Copy each line of the records that contains the word "content".

+++ ENTRIES PROVIDED +++

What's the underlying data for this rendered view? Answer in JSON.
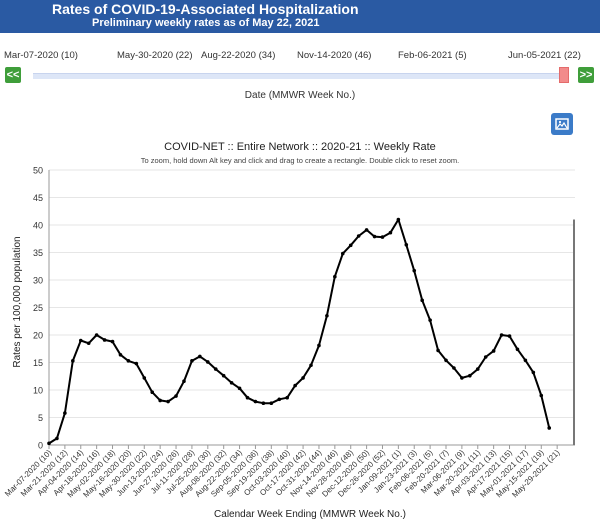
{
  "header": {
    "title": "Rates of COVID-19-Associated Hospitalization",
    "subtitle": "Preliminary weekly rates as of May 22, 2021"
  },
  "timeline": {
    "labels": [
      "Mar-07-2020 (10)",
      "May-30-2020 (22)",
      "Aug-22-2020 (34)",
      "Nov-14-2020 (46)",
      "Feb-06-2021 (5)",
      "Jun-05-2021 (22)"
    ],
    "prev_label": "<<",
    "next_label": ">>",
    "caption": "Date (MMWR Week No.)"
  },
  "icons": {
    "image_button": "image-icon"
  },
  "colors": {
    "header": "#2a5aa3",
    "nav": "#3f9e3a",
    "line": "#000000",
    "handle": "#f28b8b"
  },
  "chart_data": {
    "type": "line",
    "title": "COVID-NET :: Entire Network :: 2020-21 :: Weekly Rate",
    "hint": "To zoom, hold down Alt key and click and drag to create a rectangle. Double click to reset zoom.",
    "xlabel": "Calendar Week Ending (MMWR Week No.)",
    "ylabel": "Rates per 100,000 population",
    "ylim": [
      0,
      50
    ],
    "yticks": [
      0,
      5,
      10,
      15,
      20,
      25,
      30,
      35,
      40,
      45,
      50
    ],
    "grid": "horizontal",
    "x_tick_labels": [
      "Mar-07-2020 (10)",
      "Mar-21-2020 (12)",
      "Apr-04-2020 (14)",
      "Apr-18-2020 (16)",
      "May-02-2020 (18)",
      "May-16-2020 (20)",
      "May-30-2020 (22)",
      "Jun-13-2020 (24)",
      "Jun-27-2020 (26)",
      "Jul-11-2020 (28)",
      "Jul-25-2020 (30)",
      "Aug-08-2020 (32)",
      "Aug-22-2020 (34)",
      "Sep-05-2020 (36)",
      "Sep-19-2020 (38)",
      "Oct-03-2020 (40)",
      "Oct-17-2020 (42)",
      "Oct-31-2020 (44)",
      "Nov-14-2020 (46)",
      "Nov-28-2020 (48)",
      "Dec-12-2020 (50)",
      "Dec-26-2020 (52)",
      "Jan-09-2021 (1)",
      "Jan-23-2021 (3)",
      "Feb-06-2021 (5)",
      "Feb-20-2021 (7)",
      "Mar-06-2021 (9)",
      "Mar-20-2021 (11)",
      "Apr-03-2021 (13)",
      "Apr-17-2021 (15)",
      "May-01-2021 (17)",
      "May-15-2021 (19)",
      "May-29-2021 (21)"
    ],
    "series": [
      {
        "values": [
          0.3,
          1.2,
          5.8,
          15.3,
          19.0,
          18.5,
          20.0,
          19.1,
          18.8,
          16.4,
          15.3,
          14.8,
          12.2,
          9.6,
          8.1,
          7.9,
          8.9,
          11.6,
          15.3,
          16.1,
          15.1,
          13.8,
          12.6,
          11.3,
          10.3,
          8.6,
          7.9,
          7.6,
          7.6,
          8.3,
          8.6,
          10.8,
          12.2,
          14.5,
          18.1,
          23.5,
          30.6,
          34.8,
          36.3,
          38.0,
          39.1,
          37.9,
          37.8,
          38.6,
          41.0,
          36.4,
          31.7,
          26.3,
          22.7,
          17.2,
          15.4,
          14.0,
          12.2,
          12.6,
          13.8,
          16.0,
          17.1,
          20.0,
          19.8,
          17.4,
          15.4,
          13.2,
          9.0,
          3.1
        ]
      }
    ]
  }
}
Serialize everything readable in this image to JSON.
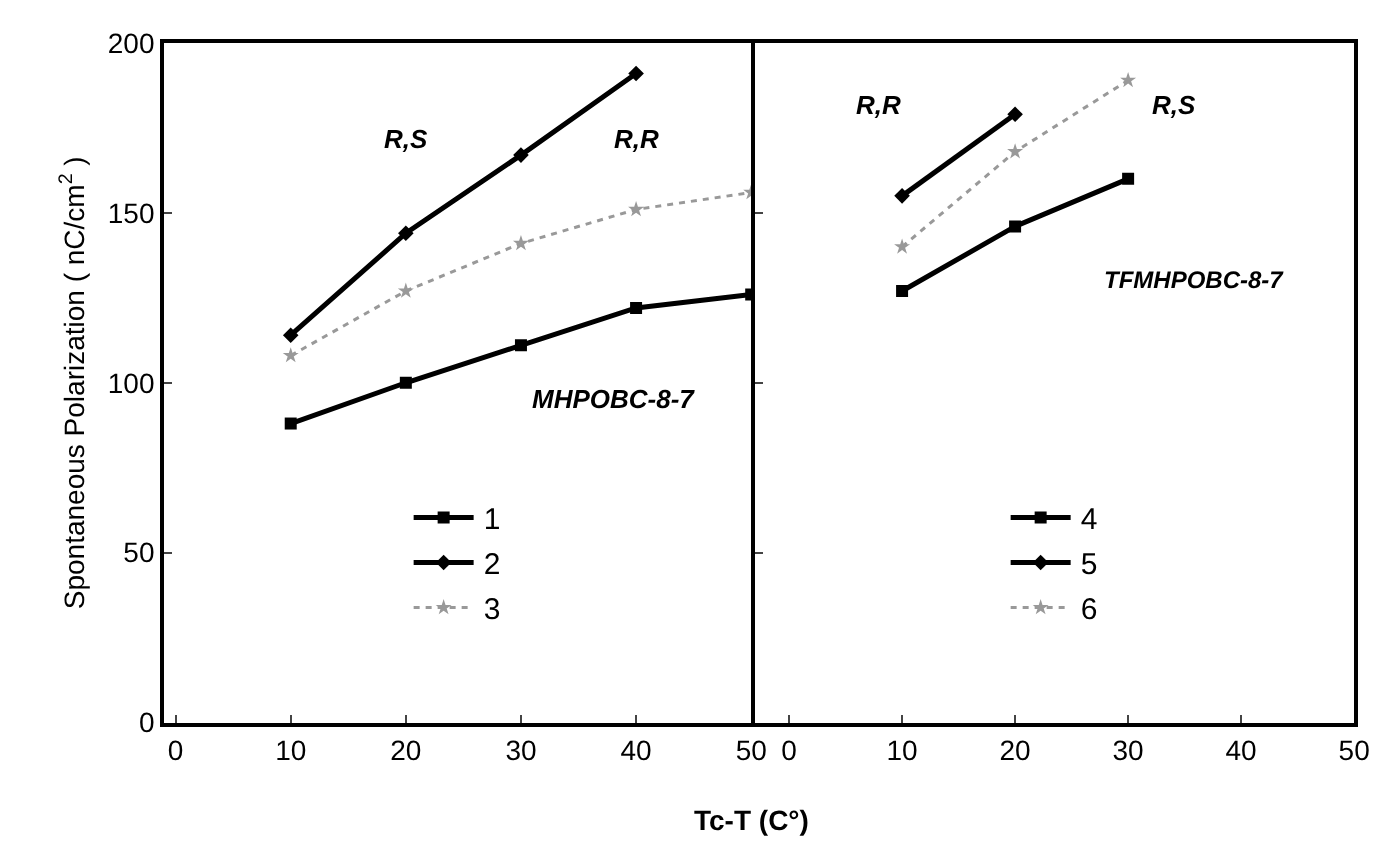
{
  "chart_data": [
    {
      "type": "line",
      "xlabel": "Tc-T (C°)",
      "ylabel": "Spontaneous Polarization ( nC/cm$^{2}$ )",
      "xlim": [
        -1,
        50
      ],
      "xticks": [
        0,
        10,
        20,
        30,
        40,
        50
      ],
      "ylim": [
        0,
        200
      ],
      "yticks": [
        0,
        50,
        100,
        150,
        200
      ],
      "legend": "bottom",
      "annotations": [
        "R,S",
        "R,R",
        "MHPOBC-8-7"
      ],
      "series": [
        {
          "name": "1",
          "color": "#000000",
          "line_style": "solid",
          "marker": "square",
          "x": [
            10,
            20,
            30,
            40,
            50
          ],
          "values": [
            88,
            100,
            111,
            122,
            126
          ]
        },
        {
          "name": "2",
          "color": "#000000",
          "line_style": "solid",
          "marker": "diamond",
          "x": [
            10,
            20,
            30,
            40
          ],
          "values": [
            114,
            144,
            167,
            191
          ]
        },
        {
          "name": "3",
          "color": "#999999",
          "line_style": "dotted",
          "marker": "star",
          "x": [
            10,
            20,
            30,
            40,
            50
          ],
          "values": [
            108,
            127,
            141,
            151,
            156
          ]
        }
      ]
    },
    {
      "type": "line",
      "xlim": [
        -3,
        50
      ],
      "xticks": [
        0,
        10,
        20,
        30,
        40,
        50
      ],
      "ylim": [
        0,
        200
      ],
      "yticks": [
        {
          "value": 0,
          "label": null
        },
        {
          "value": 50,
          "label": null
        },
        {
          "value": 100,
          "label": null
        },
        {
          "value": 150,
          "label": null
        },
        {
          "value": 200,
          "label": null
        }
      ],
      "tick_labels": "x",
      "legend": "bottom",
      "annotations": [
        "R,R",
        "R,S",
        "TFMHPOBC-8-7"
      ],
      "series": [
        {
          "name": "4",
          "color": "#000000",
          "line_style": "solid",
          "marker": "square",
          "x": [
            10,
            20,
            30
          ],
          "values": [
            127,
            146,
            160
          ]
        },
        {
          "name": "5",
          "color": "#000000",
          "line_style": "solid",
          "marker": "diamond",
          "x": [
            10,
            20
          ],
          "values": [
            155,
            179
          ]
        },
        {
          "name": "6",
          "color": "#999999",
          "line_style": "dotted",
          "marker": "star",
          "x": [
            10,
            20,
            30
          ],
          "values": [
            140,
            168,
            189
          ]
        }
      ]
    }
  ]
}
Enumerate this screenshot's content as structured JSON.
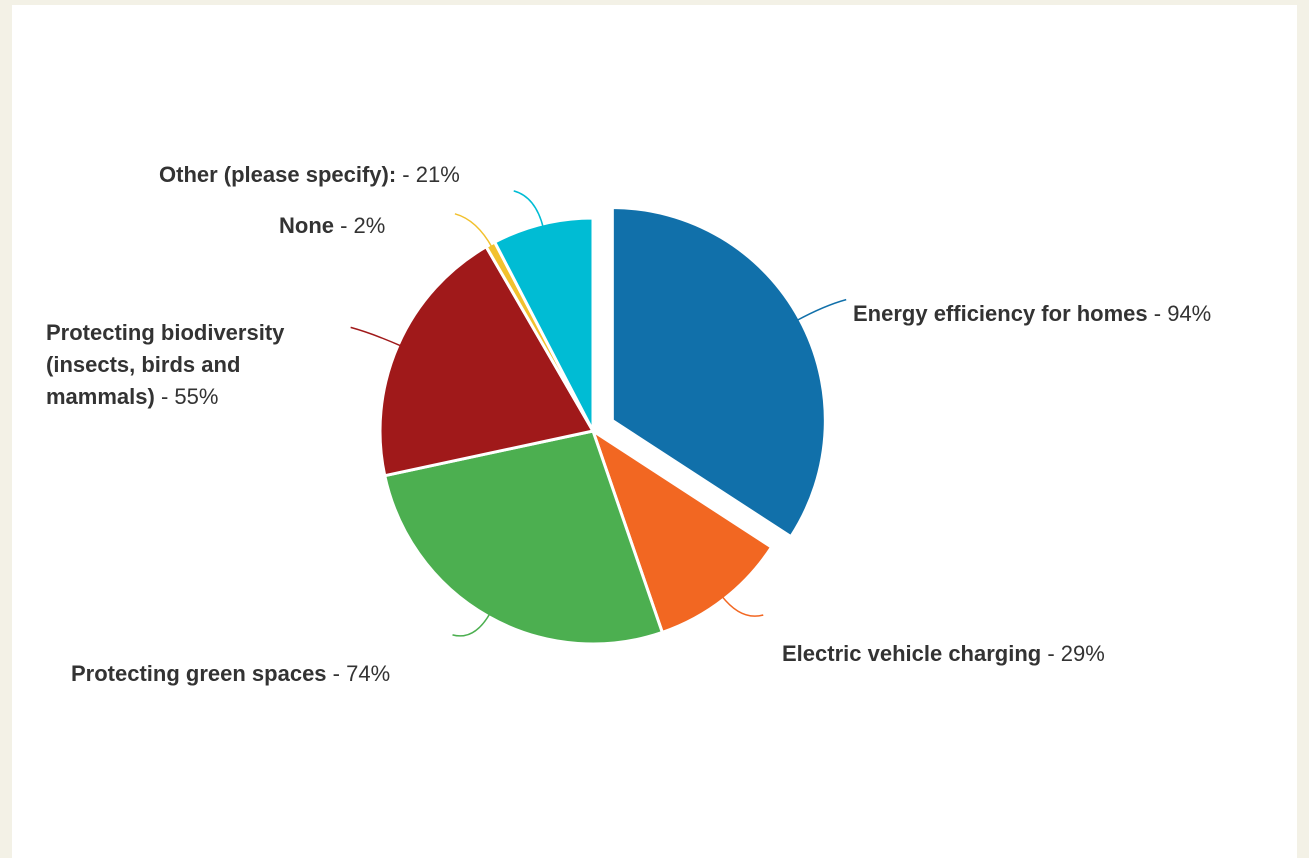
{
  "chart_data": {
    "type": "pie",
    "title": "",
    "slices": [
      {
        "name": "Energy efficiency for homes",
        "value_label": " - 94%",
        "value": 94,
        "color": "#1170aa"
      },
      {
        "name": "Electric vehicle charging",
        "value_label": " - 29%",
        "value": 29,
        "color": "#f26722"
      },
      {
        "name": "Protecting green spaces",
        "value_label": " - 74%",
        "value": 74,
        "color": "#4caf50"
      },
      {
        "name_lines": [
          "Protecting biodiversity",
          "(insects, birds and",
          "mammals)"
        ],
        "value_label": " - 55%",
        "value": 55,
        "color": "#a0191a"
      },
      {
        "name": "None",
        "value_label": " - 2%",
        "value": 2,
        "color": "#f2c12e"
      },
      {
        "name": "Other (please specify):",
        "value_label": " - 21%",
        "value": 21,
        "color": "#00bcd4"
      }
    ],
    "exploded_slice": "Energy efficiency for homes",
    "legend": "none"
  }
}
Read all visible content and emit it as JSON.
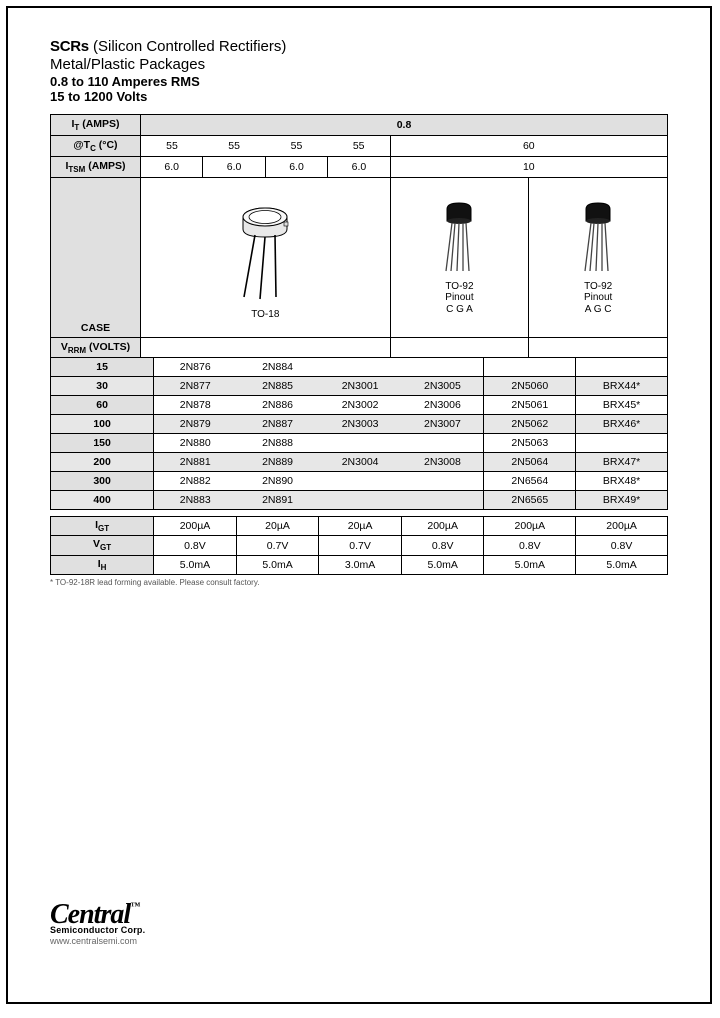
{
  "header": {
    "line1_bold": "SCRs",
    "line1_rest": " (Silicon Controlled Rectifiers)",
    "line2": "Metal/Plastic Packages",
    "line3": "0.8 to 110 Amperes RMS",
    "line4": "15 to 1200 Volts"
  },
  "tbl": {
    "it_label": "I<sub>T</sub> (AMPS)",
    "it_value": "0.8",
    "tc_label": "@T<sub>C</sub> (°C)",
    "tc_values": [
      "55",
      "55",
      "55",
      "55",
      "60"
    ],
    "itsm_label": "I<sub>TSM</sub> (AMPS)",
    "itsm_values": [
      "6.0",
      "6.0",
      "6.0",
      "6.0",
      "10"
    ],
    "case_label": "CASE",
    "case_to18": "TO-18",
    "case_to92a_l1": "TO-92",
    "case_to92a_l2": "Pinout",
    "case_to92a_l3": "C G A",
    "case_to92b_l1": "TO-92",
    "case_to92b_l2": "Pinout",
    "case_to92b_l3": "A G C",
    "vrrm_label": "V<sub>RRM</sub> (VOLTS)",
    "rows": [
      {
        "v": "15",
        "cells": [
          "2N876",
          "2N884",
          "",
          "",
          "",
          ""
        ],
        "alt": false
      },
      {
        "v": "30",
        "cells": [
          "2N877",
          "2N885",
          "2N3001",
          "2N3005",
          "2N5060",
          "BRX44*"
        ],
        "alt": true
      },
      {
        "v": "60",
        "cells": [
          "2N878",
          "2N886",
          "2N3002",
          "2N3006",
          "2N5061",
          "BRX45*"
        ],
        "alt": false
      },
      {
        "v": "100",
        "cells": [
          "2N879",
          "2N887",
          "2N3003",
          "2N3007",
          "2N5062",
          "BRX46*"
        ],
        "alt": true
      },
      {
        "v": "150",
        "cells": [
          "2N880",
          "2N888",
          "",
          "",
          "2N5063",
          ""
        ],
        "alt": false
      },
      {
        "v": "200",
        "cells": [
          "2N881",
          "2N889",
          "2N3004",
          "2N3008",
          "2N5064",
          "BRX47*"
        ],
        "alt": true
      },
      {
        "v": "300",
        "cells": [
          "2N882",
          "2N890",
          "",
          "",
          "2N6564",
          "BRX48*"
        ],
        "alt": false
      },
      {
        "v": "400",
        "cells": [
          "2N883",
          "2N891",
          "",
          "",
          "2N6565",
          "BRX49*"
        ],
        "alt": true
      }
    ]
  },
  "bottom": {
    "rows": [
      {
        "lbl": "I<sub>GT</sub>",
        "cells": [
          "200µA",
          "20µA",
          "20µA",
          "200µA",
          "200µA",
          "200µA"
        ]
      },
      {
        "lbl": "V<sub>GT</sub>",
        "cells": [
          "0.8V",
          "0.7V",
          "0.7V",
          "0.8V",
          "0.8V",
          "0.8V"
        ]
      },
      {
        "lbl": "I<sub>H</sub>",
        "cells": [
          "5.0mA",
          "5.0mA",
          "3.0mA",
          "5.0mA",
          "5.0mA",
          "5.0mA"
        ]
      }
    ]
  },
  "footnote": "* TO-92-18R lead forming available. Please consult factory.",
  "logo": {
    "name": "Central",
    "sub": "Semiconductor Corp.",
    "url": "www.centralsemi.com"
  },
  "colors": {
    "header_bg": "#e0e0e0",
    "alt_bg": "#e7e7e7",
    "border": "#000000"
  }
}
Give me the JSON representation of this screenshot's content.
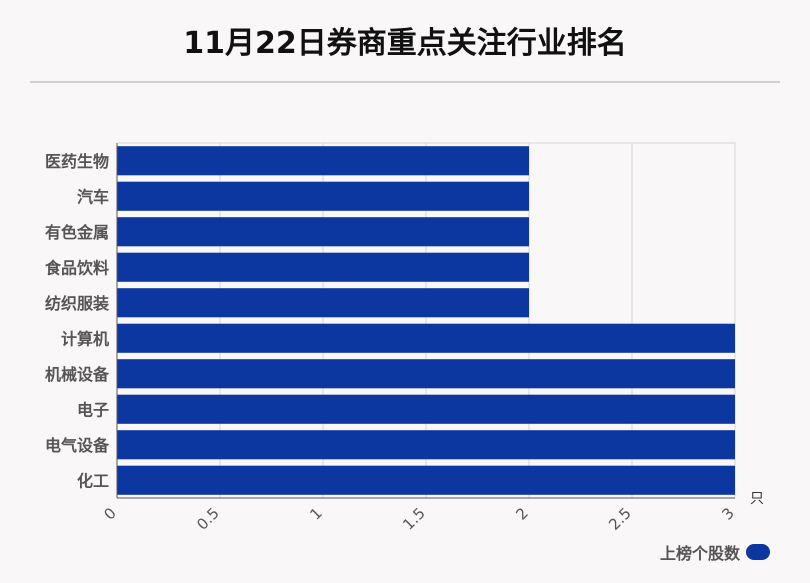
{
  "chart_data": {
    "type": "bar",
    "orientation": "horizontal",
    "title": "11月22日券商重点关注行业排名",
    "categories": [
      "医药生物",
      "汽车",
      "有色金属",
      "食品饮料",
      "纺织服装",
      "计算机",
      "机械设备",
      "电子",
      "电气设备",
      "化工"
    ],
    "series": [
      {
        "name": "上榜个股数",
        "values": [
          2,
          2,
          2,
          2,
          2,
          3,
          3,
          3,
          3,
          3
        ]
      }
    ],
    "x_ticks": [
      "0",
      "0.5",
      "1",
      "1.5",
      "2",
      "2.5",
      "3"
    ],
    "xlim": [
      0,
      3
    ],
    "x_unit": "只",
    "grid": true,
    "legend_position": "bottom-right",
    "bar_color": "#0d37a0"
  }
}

+++

» SOLUTION TO THIS TASK
Enumerate this screenshot's content as structured JSON.
Read all visible content and emit it as JSON.
Give me the JSON representation of this screenshot's content.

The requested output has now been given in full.